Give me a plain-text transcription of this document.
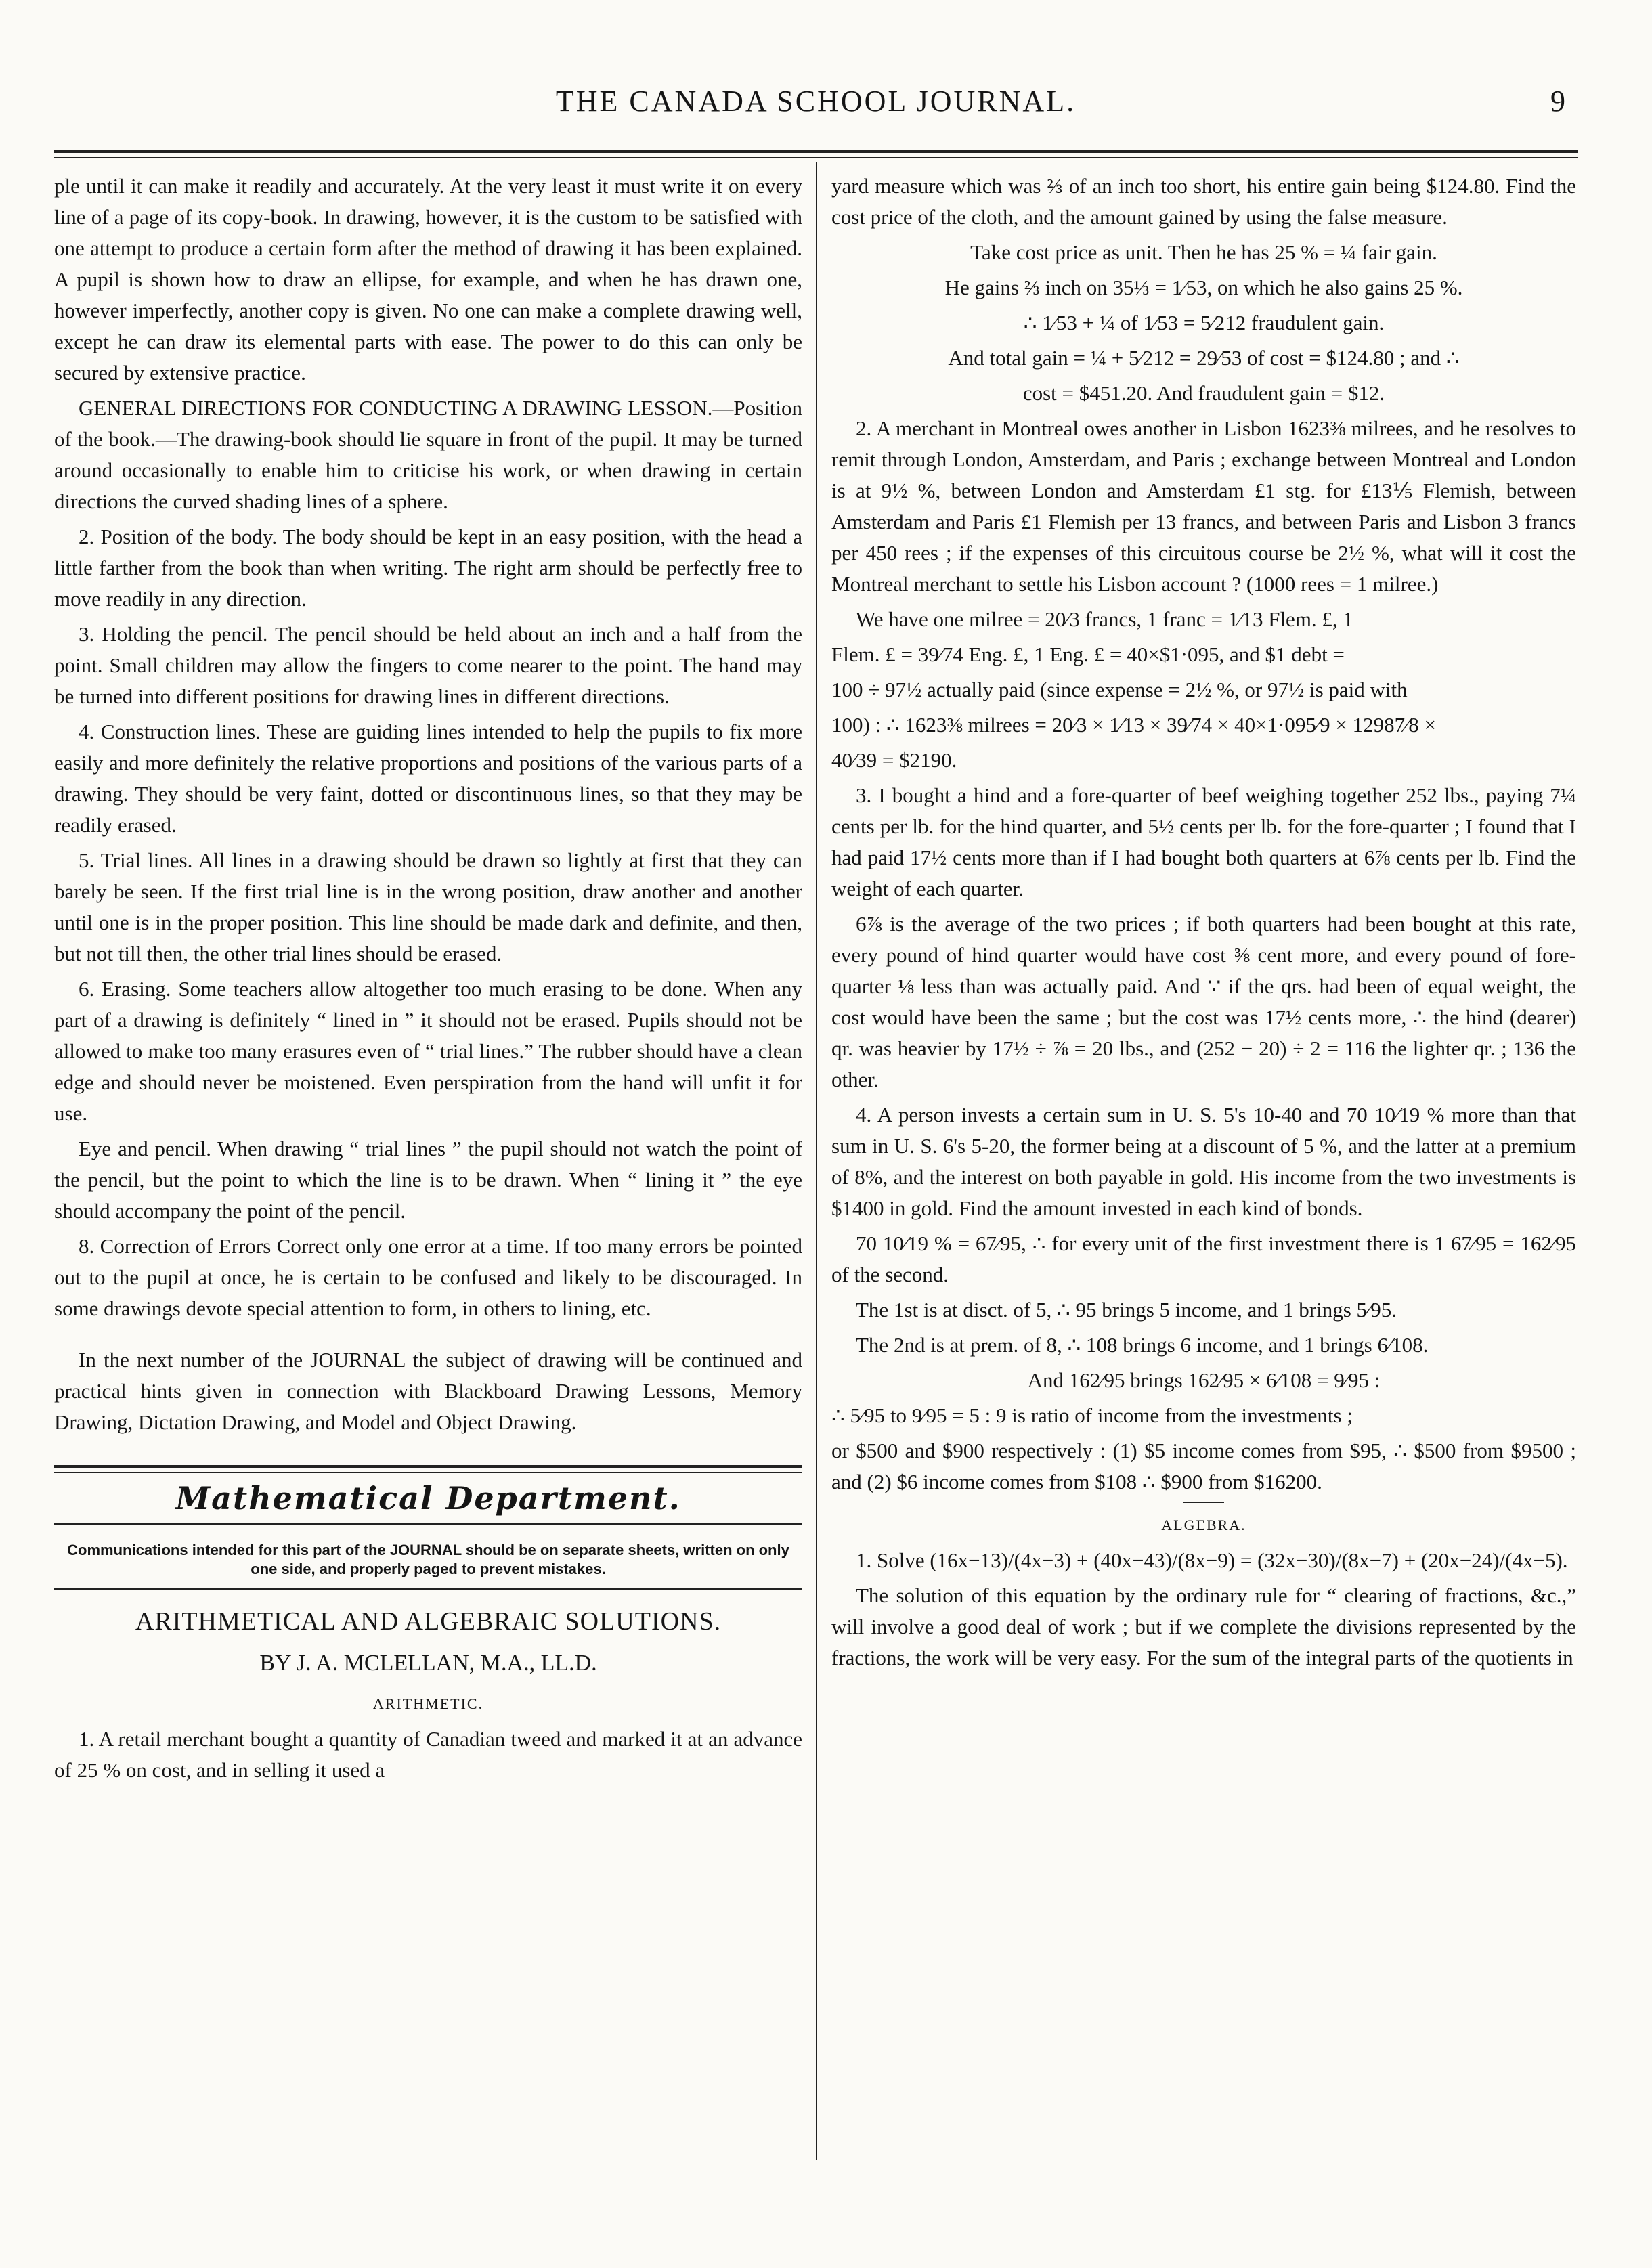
THE CANADA SCHOOL JOURNAL.	9

ple until it can make it readily and accurately. At the very least it must write it on every line of a page of its copy-book. In drawing, however, it is the custom to be satisfied with one attempt to produce a certain form after the method of drawing it has been explained. A pupil is shown how to draw an ellipse, for example, and when he has drawn one, however imperfectly, another copy is given. No one can make a complete drawing well, except he can draw its elemental parts with ease. The power to do this can only be secured by extensive practice.

GENERAL DIRECTIONS FOR CONDUCTING A DRAWING LESSON.—Position of the book.—The drawing-book should lie square in front of the pupil. It may be turned around occasionally to enable him to criticise his work, or when drawing in certain directions the curved shading lines of a sphere.

2. Position of the body. The body should be kept in an easy position, with the head a little farther from the book than when writing. The right arm should be perfectly free to move readily in any direction.

3. Holding the pencil. The pencil should be held about an inch and a half from the point. Small children may allow the fingers to come nearer to the point. The hand may be turned into different positions for drawing lines in different directions.

4. Construction lines. These are guiding lines intended to help the pupils to fix more easily and more definitely the relative proportions and positions of the various parts of a drawing. They should be very faint, dotted or discontinuous lines, so that they may be readily erased.

5. Trial lines. All lines in a drawing should be drawn so lightly at first that they can barely be seen. If the first trial line is in the wrong position, draw another and another until one is in the proper position. This line should be made dark and definite, and then, but not till then, the other trial lines should be erased.

6. Erasing. Some teachers allow altogether too much erasing to be done. When any part of a drawing is definitely “ lined in ” it should not be erased. Pupils should not be allowed to make too many erasures even of “ trial lines.” The rubber should have a clean edge and should never be moistened. Even perspiration from the hand will unfit it for use.

Eye and pencil. When drawing “ trial lines ” the pupil should not watch the point of the pencil, but the point to which the line is to be drawn. When “ lining it ” the eye should accompany the point of the pencil.

8. Correction of Errors Correct only one error at a time. If too many errors be pointed out to the pupil at once, he is certain to be confused and likely to be discouraged. In some drawings devote special attention to form, in others to lining, etc.

In the next number of the JOURNAL the subject of drawing will be continued and practical hints given in connection with Blackboard Drawing Lessons, Memory Drawing, Dictation Drawing, and Model and Object Drawing.

Mathematical Department.
Communications intended for this part of the JOURNAL should be on separate sheets, written on only one side, and properly paged to prevent mistakes.
ARITHMETICAL AND ALGEBRAIC SOLUTIONS.
BY J. A. MCLELLAN, M.A., LL.D.
ARITHMETIC.

1. A retail merchant bought a quantity of Canadian tweed and marked it at an advance of 25 % on cost, and in selling it used a

yard measure which was ⅔ of an inch too short, his entire gain being $124.80. Find the cost price of the cloth, and the amount gained by using the false measure.

Take cost price as unit. Then he has 25 % = ¼ fair gain.

He gains ⅔ inch on 35⅓ = 1⁄53, on which he also gains 25 %.

∴ 1⁄53 + ¼ of 1⁄53 = 5⁄212 fraudulent gain.

And total gain = ¼ + 5⁄212 = 29⁄53 of cost = $124.80 ; and ∴

cost = $451.20. And fraudulent gain = $12.

2. A merchant in Montreal owes another in Lisbon 1623⅜ milrees, and he resolves to remit through London, Amsterdam, and Paris ; exchange between Montreal and London is at 9½ %, between London and Amsterdam £1 stg. for £13⅕ Flemish, between Amsterdam and Paris £1 Flemish per 13 francs, and between Paris and Lisbon 3 francs per 450 rees ; if the expenses of this circuitous course be 2½ %, what will it cost the Montreal merchant to settle his Lisbon account ? (1000 rees = 1 milree.)

We have one milree = 20⁄3 francs, 1 franc = 1⁄13 Flem. £, 1

Flem. £ = 39⁄74 Eng. £, 1 Eng. £ = 40×$1·095, and $1 debt =

100 ÷ 97½ actually paid (since expense = 2½ %, or 97½ is paid with

100) : ∴ 1623⅜ milrees = 20⁄3 × 1⁄13 × 39⁄74 × 40×1·095⁄9 × 12987⁄8 ×

40⁄39 = $2190.

3. I bought a hind and a fore-quarter of beef weighing together 252 lbs., paying 7¼ cents per lb. for the hind quarter, and 5½ cents per lb. for the fore-quarter ; I found that I had paid 17½ cents more than if I had bought both quarters at 6⅞ cents per lb. Find the weight of each quarter.

6⅞ is the average of the two prices ; if both quarters had been bought at this rate, every pound of hind quarter would have cost ⅜ cent more, and every pound of fore-quarter ⅛ less than was actually paid. And ∵ if the qrs. had been of equal weight, the cost would have been the same ; but the cost was 17½ cents more, ∴ the hind (dearer) qr. was heavier by 17½ ÷ ⅞ = 20 lbs., and (252 − 20) ÷ 2 = 116 the lighter qr. ; 136 the other.

4. A person invests a certain sum in U. S. 5's 10-40 and 70 10⁄19 % more than that sum in U. S. 6's 5-20, the former being at a discount of 5 %, and the latter at a premium of 8%, and the interest on both payable in gold. His income from the two investments is $1400 in gold. Find the amount invested in each kind of bonds.

70 10⁄19 % = 67⁄95, ∴ for every unit of the first investment there is 1 67⁄95 = 162⁄95 of the second.

The 1st is at disct. of 5, ∴ 95 brings 5 income, and 1 brings 5⁄95.

The 2nd is at prem. of 8, ∴ 108 brings 6 income, and 1 brings 6⁄108.

And 162⁄95 brings 162⁄95 × 6⁄108 = 9⁄95 :

∴ 5⁄95 to 9⁄95 = 5 : 9 is ratio of income from the investments ;

or $500 and $900 respectively : (1) $5 income comes from $95, ∴ $500 from $9500 ; and (2) $6 income comes from $108 ∴ $900 from $16200.

ALGEBRA.

1. Solve (16x−13)/(4x−3) + (40x−43)/(8x−9) = (32x−30)/(8x−7) + (20x−24)/(4x−5).

The solution of this equation by the ordinary rule for “ clearing of fractions, &c.,” will involve a good deal of work ; but if we complete the divisions represented by the fractions, the work will be very easy. For the sum of the integral parts of the quotients in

○ ○ ○ ○

Look through the listing and extract every line with "brings" in it.

Answer to this problem –
The 1st is at disct. of 5, ∴ 95 brings 5 income, and 1 brings 5⁄95.
The 2nd is at prem. of 8, ∴ 108 brings 6 income, and 1 brings 6⁄108.
And 162⁄95 brings 162⁄95 × 6⁄108 = 9⁄95 :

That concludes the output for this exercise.